[Stored records]
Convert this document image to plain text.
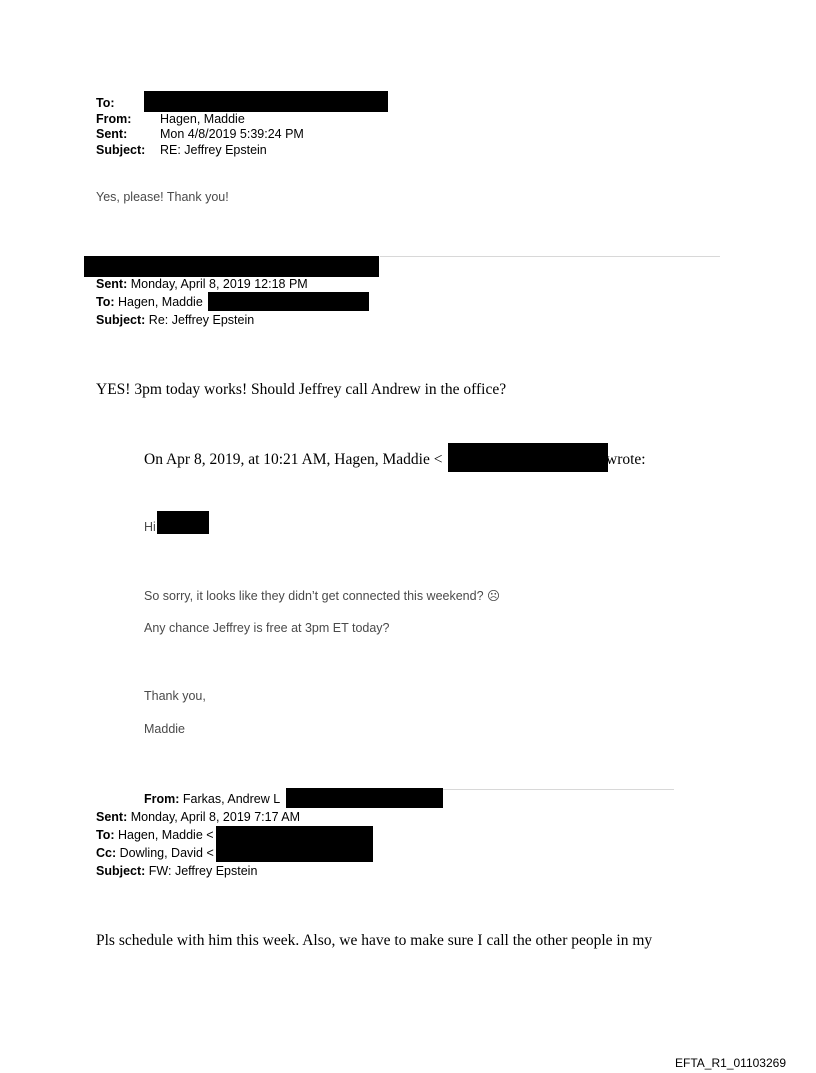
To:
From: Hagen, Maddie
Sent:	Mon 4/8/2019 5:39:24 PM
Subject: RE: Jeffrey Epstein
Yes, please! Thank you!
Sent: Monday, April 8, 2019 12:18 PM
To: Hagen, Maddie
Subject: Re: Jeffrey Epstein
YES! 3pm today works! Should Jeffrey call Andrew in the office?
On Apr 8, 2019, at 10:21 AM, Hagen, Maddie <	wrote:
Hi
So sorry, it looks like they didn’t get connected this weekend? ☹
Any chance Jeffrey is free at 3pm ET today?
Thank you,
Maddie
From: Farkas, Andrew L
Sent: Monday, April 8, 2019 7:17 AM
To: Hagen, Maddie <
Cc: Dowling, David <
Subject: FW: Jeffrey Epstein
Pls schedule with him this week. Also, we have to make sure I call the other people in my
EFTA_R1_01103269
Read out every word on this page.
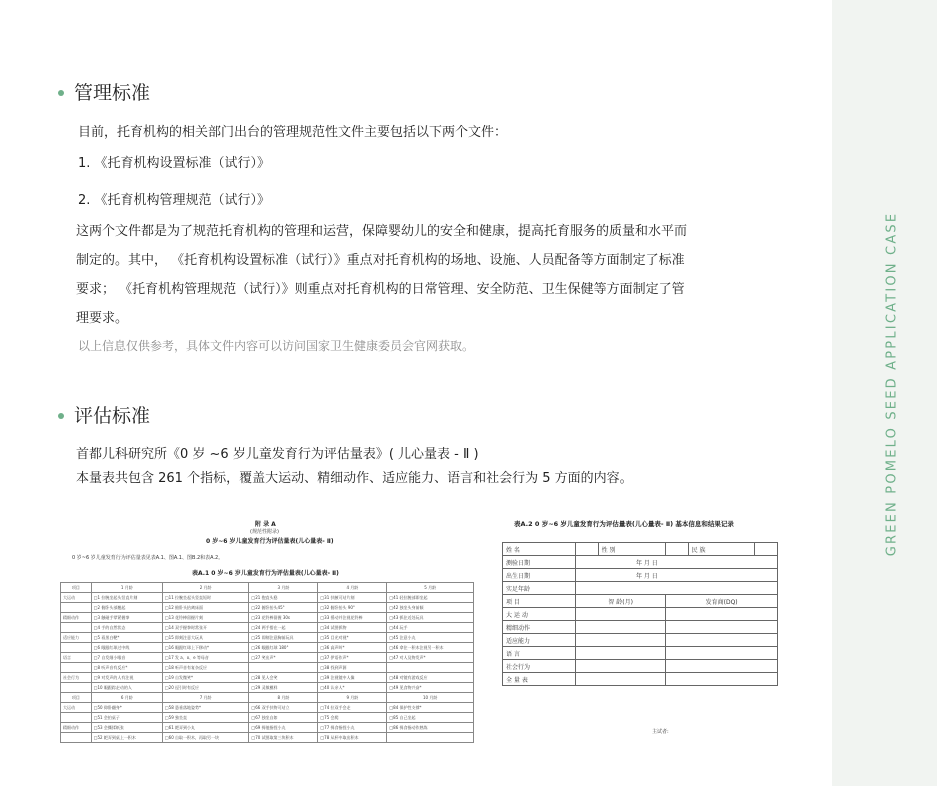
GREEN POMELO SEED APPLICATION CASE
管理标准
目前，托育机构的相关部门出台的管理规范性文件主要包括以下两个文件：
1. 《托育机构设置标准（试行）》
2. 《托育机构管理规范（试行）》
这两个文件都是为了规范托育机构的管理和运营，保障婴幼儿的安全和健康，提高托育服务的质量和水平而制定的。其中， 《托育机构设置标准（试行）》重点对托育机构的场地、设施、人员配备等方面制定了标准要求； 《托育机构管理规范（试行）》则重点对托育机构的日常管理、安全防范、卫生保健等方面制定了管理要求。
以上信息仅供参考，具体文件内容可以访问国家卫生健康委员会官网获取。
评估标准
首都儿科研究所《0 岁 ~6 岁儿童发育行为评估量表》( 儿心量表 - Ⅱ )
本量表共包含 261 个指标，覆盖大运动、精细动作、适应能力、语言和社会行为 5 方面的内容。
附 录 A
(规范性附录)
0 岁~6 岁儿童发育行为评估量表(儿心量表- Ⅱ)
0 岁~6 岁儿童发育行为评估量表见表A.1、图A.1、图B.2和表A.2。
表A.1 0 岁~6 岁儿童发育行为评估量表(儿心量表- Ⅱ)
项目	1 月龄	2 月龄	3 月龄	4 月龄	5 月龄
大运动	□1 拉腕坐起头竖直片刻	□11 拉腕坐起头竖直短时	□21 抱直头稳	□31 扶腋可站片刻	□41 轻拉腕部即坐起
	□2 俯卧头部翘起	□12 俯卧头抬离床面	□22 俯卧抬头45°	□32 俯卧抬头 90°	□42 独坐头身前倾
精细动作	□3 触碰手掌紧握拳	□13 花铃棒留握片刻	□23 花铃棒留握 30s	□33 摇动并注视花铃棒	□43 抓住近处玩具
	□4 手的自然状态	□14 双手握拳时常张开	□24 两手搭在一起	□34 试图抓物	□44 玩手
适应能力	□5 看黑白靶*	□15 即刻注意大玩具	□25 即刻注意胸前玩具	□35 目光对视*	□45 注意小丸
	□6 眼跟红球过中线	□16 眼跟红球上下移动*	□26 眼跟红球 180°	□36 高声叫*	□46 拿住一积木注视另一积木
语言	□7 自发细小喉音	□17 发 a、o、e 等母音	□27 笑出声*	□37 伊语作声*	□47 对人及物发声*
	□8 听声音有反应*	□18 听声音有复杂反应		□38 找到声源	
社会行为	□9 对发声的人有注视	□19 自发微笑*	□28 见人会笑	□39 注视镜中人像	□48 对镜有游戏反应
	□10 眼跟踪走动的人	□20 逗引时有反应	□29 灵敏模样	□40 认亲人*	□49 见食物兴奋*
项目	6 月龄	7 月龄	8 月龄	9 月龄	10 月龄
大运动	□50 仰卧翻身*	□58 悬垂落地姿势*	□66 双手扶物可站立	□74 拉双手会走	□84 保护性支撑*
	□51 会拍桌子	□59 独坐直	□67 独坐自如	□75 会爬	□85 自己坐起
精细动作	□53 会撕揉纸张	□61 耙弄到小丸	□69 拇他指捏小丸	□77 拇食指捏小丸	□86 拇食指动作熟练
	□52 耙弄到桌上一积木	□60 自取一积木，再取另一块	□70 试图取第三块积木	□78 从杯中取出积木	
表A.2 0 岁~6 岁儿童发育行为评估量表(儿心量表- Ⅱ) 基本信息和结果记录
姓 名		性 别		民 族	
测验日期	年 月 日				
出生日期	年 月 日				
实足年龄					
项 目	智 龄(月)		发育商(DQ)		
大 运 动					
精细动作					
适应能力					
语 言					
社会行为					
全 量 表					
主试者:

**What needs to be done**
Copy the final stretch of lines, starting at the one that holds "Read out every word on this page." and ending at the last line of the data, exactly; omit pictures.

**Output for this exercise**
Read out every word on this page.
GREEN POMELO SEED APPLICATION CASE
管理标准
目前，托育机构的相关部门出台的管理规范性文件主要包括以下两个文件：
1. 《托育机构设置标准（试行）》
2. 《托育机构管理规范（试行）》
这两个文件都是为了规范托育机构的管理和运营，保障婴幼儿的安全和健康，提高托育服务的质量和水平而制定的。其中， 《托育机构设置标准（试行）》重点对托育机构的场地、设施、人员配备等方面制定了标准要求； 《托育机构管理规范（试行）》则重点对托育机构的日常管理、安全防范、卫生保健等方面制定了管理要求。
以上信息仅供参考，具体文件内容可以访问国家卫生健康委员会官网获取。
评估标准
首都儿科研究所《0 岁 ~6 岁儿童发育行为评估量表》( 儿心量表 - Ⅱ )
本量表共包含 261 个指标，覆盖大运动、精细动作、适应能力、语言和社会行为 5 方面的内容。
附 录 A
(规范性附录)
0 岁~6 岁儿童发育行为评估量表(儿心量表- Ⅱ)
0 岁~6 岁儿童发育行为评估量表见表A.1、图A.1、图B.2和表A.2。
表A.1 0 岁~6 岁儿童发育行为评估量表(儿心量表- Ⅱ)
项目	1 月龄	2 月龄	3 月龄	4 月龄	5 月龄
大运动	□1 拉腕坐起头竖直片刻	□11 拉腕坐起头竖直短时	□21 抱直头稳	□31 扶腋可站片刻	□41 轻拉腕部即坐起
	□2 俯卧头部翘起	□12 俯卧头抬离床面	□22 俯卧抬头45°	□32 俯卧抬头 90°	□42 独坐头身前倾
精细动作	□3 触碰手掌紧握拳	□13 花铃棒留握片刻	□23 花铃棒留握 30s	□33 摇动并注视花铃棒	□43 抓住近处玩具
	□4 手的自然状态	□14 双手握拳时常张开	□24 两手搭在一起	□34 试图抓物	□44 玩手
适应能力	□5 看黑白靶*	□15 即刻注意大玩具	□25 即刻注意胸前玩具	□35 目光对视*	□45 注意小丸
	□6 眼跟红球过中线	□16 眼跟红球上下移动*	□26 眼跟红球 180°	□36 高声叫*	□46 拿住一积木注视另一积木
语言	□7 自发细小喉音	□17 发 a、o、e 等母音	□27 笑出声*	□37 伊语作声*	□47 对人及物发声*
	□8 听声音有反应*	□18 听声音有复杂反应		□38 找到声源	
社会行为	□9 对发声的人有注视	□19 自发微笑*	□28 见人会笑	□39 注视镜中人像	□48 对镜有游戏反应
	□10 眼跟踪走动的人	□20 逗引时有反应	□29 灵敏模样	□40 认亲人*	□49 见食物兴奋*
项目	6 月龄	7 月龄	8 月龄	9 月龄	10 月龄
大运动	□50 仰卧翻身*	□58 悬垂落地姿势*	□66 双手扶物可站立	□74 拉双手会走	□84 保护性支撑*
	□51 会拍桌子	□59 独坐直	□67 独坐自如	□75 会爬	□85 自己坐起
精细动作	□53 会撕揉纸张	□61 耙弄到小丸	□69 拇他指捏小丸	□77 拇食指捏小丸	□86 拇食指动作熟练
	□52 耙弄到桌上一积木	□60 自取一积木，再取另一块	□70 试图取第三块积木	□78 从杯中取出积木	
表A.2 0 岁~6 岁儿童发育行为评估量表(儿心量表- Ⅱ) 基本信息和结果记录
姓 名		性 别		民 族	
测验日期	年 月 日				
出生日期	年 月 日				
实足年龄					
项 目	智 龄(月)		发育商(DQ)		
大 运 动					
精细动作					
适应能力					
语 言					
社会行为					
全 量 表					
主试者:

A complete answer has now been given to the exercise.